[BEGIN RECORDS TO USE]

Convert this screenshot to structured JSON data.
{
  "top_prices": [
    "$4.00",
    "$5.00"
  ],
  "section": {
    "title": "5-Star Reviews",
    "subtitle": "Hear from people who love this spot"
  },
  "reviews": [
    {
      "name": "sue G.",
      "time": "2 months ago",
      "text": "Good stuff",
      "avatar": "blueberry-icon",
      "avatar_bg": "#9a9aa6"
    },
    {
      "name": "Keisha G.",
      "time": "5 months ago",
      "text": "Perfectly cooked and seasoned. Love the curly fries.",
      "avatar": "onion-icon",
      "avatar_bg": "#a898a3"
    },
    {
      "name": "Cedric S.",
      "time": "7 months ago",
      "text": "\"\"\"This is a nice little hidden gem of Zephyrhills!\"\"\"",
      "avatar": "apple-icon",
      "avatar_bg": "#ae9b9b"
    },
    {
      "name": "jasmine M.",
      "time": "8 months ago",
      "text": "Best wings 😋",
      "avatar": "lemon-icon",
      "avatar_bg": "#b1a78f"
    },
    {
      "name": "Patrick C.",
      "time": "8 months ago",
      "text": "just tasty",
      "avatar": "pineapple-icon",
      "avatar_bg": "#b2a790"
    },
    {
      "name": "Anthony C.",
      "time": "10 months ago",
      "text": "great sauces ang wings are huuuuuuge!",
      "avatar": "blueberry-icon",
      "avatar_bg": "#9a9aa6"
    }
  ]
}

[END RECORDS TO USE]
[BEGIN RECORDS TO USE]

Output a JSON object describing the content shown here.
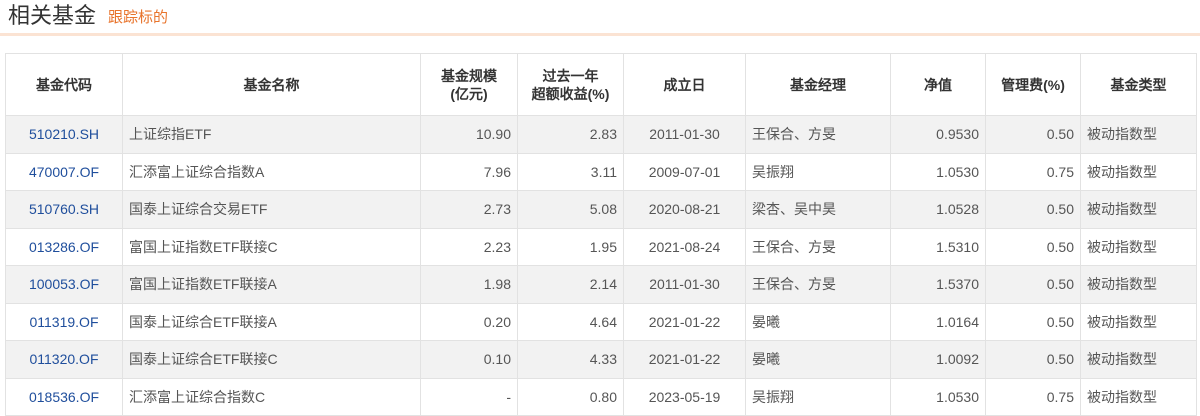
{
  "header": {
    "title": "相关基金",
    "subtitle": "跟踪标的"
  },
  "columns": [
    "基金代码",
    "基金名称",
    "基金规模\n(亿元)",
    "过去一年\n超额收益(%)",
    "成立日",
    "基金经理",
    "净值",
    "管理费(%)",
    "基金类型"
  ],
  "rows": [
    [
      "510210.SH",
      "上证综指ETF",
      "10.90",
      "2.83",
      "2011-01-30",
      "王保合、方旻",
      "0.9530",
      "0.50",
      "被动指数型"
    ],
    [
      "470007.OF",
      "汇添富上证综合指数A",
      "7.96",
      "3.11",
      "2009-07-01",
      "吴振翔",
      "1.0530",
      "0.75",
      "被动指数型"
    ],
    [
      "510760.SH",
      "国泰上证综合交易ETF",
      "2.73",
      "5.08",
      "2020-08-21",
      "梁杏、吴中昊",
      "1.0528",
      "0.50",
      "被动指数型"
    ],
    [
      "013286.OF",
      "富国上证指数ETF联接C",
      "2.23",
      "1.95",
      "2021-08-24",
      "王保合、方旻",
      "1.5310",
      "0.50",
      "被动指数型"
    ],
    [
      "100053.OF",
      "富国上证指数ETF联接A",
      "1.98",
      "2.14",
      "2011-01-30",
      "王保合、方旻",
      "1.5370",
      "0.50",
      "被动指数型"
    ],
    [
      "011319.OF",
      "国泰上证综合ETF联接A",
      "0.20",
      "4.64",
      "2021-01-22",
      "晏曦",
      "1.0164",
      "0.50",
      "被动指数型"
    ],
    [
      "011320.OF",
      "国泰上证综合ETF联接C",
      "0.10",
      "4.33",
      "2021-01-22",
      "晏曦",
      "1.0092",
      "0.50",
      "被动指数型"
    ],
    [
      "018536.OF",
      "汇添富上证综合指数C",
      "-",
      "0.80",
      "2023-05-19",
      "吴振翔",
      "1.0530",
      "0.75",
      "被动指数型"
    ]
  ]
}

[END RECORDS TO USE]

WHAT YOU ARE ASKED TO DO:
Only lines with the string "JSON" belong in your answer; copy each one.

ANSWER TO THIS TASK:
Convert this screenshot to structured JSON data.
Output a JSON object describing the content shown here.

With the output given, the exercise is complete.